Set exercise: In the entries that follow, how many lines contain the word "will"? Answer with the number only.

(Data entries)
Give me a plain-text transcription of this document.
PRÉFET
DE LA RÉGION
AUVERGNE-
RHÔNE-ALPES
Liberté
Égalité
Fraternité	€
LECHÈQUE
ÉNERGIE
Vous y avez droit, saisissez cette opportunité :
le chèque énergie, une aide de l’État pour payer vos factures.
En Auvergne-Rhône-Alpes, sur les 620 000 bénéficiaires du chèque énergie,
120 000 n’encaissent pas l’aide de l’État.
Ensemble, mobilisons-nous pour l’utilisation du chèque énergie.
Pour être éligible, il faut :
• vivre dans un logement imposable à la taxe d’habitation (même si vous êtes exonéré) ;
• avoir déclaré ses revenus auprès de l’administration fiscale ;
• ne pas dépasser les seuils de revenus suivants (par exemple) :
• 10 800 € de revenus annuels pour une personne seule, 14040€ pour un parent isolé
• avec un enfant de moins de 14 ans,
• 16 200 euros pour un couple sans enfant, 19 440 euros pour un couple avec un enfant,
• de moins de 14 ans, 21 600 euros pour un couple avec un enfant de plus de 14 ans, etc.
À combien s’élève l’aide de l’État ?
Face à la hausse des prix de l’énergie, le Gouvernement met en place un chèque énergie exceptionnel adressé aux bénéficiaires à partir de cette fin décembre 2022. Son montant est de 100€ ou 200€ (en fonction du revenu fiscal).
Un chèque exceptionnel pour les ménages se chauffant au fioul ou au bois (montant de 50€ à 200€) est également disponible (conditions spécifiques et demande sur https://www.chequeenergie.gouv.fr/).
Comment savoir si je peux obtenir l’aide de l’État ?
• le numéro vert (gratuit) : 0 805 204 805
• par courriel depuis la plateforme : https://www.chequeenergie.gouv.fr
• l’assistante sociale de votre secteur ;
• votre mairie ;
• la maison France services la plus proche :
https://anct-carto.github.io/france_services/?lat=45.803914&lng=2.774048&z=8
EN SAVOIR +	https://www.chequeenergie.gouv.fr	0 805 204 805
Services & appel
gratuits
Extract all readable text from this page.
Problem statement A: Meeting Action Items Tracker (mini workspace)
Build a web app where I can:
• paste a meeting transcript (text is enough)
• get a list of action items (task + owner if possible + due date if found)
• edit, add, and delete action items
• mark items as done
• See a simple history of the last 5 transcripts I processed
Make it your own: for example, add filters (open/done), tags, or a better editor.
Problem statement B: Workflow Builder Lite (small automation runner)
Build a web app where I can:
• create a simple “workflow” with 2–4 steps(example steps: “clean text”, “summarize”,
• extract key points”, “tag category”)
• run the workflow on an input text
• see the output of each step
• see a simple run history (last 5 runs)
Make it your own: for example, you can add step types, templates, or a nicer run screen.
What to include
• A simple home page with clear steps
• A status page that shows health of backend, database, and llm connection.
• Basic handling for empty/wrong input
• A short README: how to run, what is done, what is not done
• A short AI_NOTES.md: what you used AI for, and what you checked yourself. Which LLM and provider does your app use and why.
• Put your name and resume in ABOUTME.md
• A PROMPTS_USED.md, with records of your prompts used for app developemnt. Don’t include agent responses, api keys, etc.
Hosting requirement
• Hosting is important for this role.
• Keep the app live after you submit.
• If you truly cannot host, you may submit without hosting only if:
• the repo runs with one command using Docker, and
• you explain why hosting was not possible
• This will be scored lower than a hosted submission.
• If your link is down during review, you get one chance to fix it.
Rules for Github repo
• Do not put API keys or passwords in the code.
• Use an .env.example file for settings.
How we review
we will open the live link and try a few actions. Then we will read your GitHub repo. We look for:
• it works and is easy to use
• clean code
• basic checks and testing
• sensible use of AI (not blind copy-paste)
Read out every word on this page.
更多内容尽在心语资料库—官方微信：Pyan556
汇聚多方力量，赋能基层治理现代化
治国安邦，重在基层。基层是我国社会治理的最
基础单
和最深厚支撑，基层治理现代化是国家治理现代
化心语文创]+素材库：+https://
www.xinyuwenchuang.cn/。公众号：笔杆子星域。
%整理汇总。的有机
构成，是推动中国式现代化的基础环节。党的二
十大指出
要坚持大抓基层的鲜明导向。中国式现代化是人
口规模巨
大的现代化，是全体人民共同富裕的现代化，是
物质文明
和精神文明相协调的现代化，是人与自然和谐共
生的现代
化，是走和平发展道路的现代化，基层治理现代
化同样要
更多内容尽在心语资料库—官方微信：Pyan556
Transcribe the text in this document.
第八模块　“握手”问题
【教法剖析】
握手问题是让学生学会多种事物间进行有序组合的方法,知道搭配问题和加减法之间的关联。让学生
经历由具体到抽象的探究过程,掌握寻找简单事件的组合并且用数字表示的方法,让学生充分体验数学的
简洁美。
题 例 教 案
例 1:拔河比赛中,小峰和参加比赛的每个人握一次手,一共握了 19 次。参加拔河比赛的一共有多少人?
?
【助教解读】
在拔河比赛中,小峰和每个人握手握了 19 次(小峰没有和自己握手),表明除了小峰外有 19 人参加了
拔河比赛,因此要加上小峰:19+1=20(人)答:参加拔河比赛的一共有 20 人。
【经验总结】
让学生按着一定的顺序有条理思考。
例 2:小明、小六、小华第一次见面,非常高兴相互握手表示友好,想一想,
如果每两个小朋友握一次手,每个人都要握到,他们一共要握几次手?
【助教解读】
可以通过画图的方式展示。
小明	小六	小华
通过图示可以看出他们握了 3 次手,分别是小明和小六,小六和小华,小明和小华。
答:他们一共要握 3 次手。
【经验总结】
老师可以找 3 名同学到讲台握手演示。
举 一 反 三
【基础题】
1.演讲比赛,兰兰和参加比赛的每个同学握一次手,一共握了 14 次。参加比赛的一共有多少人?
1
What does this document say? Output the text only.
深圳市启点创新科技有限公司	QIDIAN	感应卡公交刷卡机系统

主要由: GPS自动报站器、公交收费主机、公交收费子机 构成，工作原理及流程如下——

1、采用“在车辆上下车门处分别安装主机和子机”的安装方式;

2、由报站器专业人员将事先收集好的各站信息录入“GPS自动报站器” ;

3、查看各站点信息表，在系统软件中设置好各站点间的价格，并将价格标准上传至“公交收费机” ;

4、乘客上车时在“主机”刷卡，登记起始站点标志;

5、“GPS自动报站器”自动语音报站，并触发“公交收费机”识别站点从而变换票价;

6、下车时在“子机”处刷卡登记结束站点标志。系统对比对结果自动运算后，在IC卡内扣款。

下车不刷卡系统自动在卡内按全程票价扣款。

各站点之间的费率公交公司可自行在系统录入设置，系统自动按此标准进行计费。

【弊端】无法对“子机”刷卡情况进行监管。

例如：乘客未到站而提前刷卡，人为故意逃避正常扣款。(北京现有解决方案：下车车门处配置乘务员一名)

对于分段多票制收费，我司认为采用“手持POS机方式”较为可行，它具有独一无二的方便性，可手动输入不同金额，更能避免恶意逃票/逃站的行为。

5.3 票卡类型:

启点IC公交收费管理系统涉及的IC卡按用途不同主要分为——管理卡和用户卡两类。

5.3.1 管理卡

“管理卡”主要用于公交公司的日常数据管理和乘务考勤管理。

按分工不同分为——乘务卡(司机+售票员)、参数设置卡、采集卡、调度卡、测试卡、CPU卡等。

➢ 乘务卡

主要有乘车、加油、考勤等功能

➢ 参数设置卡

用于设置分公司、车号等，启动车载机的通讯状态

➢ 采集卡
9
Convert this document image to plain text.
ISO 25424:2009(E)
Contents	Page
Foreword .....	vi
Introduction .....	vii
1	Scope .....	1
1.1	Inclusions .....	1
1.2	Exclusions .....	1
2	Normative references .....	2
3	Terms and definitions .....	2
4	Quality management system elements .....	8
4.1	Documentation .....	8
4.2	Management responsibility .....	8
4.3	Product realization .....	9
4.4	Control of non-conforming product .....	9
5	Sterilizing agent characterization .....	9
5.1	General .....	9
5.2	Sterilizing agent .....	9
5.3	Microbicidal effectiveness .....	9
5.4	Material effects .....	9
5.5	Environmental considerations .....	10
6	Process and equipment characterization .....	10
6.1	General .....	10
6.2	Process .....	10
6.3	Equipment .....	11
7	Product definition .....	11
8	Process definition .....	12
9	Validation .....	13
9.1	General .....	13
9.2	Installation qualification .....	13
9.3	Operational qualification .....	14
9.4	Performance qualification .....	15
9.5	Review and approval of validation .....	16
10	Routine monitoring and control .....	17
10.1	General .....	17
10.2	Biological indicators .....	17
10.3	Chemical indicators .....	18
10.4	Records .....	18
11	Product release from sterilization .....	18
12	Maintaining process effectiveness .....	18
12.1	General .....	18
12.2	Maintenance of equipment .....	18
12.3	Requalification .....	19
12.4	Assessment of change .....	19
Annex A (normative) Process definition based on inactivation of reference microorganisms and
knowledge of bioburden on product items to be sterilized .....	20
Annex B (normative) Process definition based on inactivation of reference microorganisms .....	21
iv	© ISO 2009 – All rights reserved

Written solution: 2